** What is required **
Copy out all lines carrying the word "text".

#### Record set ####

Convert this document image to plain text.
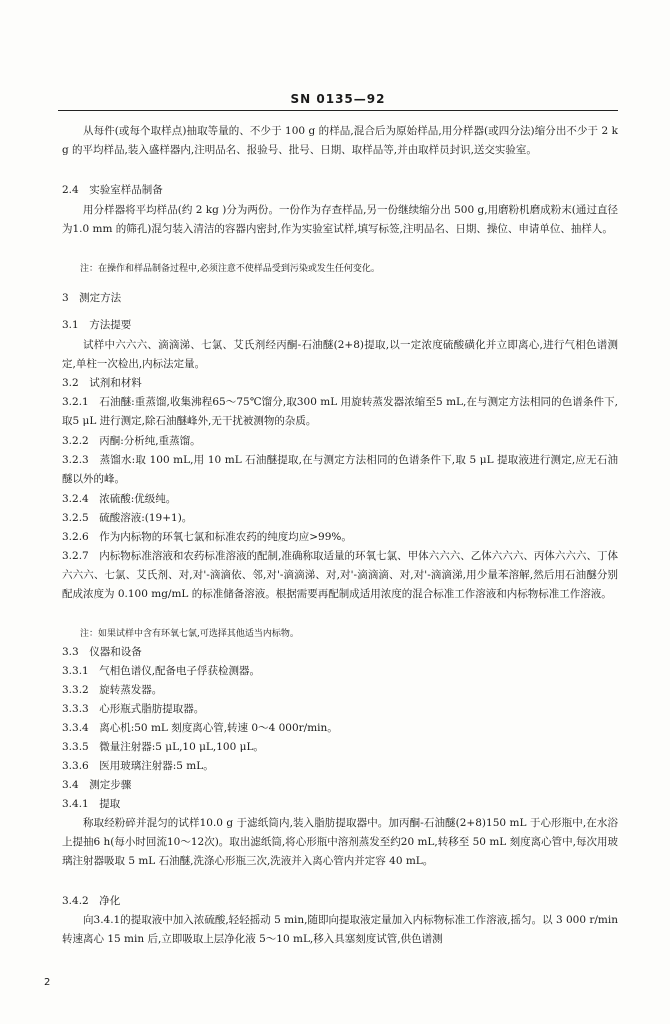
SN 0135—92
从每件(或每个取样点)抽取等量的、不少于 100 g 的样品,混合后为原始样品,用分样器(或四分法)缩分出不少于 2 kg 的平均样品,装入盛样器内,注明品名、报验号、批号、日期、取样品等,并由取样员封识,送交实验室。
2.4　实验室样品制备
用分样器将平均样品(约 2 kg )分为两份。一份作为存查样品,另一份继续缩分出 500 g,用磨粉机磨成粉末(通过直径为1.0 mm 的筛孔)混匀装入清洁的容器内密封,作为实验室试样,填写标签,注明品名、日期、操位、申请单位、抽样人。
注：在操作和样品制备过程中,必须注意不使样品受到污染或发生任何变化。
3　测定方法
3.1　方法提要
试样中六六六、滴滴涕、七氯、艾氏剂经丙酮-石油醚(2+8)提取,以一定浓度硫酸磺化并立即离心,进行气相色谱测定,单柱一次检出,内标法定量。
3.2　试剂和材料
3.2.1　石油醚:重蒸馏,收集沸程65～75℃馏分,取300 mL 用旋转蒸发器浓缩至5 mL,在与测定方法相同的色谱条件下,取5 μL 进行测定,除石油醚峰外,无干扰被测物的杂质。
3.2.2　丙酮:分析纯,重蒸馏。
3.2.3　蒸馏水:取 100 mL,用 10 mL 石油醚提取,在与测定方法相同的色谱条件下,取 5 μL 提取液进行测定,应无石油醚以外的峰。
3.2.4　浓硫酸:优级纯。
3.2.5　硫酸溶液:(19+1)。
3.2.6　作为内标物的环氧七氯和标准农药的纯度均应>99%。
3.2.7　内标物标准溶液和农药标准溶液的配制,准确称取适量的环氧七氯、甲体六六六、乙体六六六、丙体六六六、丁体六六六、七氯、艾氏剂、对,对'-滴滴依、邻,对'-滴滴涕、对,对'-滴滴滴、对,对'-滴滴涕,用少量苯溶解,然后用石油醚分别配成浓度为 0.100 mg/mL 的标准储备溶液。根据需要再配制成适用浓度的混合标准工作溶液和内标物标准工作溶液。
注：如果试样中含有环氧七氯,可选择其他适当内标物。
3.3　仪器和设备
3.3.1　气相色谱仪,配备电子俘获检测器。
3.3.2　旋转蒸发器。
3.3.3　心形瓶式脂肪提取器。
3.3.4　离心机:50 mL 刻度离心管,转速 0～4 000r/min。
3.3.5　微量注射器:5 μL,10 μL,100 μL。
3.3.6　医用玻璃注射器:5 mL。
3.4　测定步骤
3.4.1　提取
称取经粉碎并混匀的试样10.0 g 于滤纸筒内,装入脂肪提取器中。加丙酮-石油醚(2+8)150 mL 于心形瓶中,在水浴上提抽6 h(每小时回流10～12次)。取出滤纸筒,将心形瓶中溶剂蒸发至约20 mL,转移至 50 mL 刻度离心管中,每次用玻璃注射器吸取 5 mL 石油醚,洗涤心形瓶三次,洗液并入离心管内并定容 40 mL。
3.4.2　净化
向3.4.1的提取液中加入浓硫酸,轻轻摇动 5 min,随即向提取液定量加入内标物标准工作溶液,摇匀。以 3 000 r/min 转速离心 15 min 后,立即吸取上层净化液 5～10 mL,移入具塞刻度试管,供色谱测
2
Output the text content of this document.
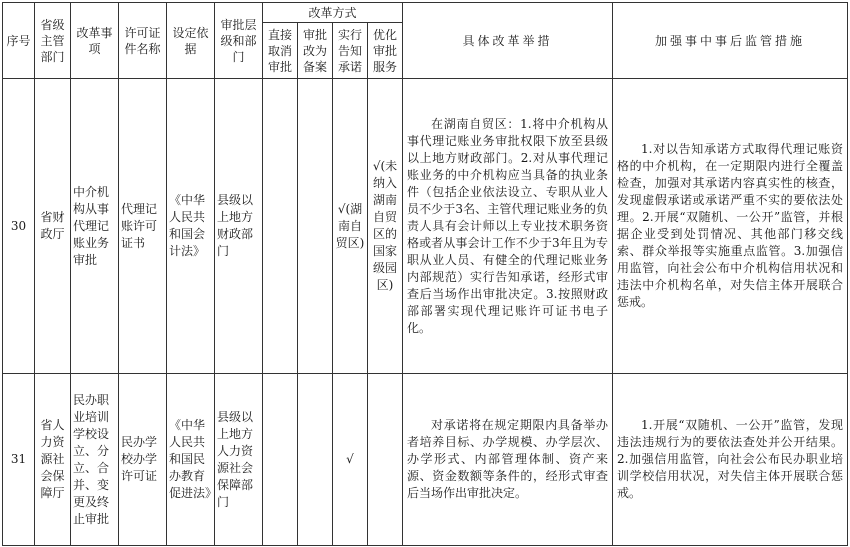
序号	省级主管部门	改革事项	许可证件名称	设定依据	审批层级和部门	改革方式				具体改革举措	加强事中事后监管措施
						直接取消审批	审批改为备案	实行告知承诺	优化审批服务		
30	省财政厅	中介机构从事代理记账业务审批	代理记账许可证书	《中华人民共和国会计法》	县级以上地方财政部门			√(湖南自贸区)	√(未纳入湖南自贸区的国家级园区)	在湖南自贸区：1.将中介机构从事代理记账业务审批权限下放至县级以上地方财政部门。2.对从事代理记账业务的中介机构应当具备的执业条件（包括企业依法设立、专职从业人员不少于3名、主管代理记账业务的负责人具有会计师以上专业技术职务资格或者从事会计工作不少于3年且为专职从业人员、有健全的代理记账业务内部规范）实行告知承诺，经形式审查后当场作出审批决定。3.按照财政部部署实现代理记账许可证书电子化。	1.对以告知承诺方式取得代理记账资格的中介机构，在一定期限内进行全覆盖检查，加强对其承诺内容真实性的核查，发现虚假承诺或承诺严重不实的要依法处理。2.开展“双随机、一公开”监管，并根据企业受到处罚情况、其他部门移交线索、群众举报等实施重点监管。3.加强信用监管，向社会公布中介机构信用状况和违法中介机构名单，对失信主体开展联合惩戒。
31	省人力资源社会保障厅	民办职业培训学校设立、分立、合并、变更及终止审批	民办学校办学许可证	《中华人民共和国民办教育促进法》	县级以上地方人力资源社会保障部门			√		对承诺将在规定期限内具备举办者培养目标、办学规模、办学层次、办学形式、内部管理体制、资产来源、资金数额等条件的，经形式审查后当场作出审批决定。	1.开展“双随机、一公开”监管，发现违法违规行为的要依法查处并公开结果。2.加强信用监管，向社会公布民办职业培训学校信用状况，对失信主体开展联合惩戒。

####

** Correct answer **
Convert this document image to plain text.
Output the text content of this document.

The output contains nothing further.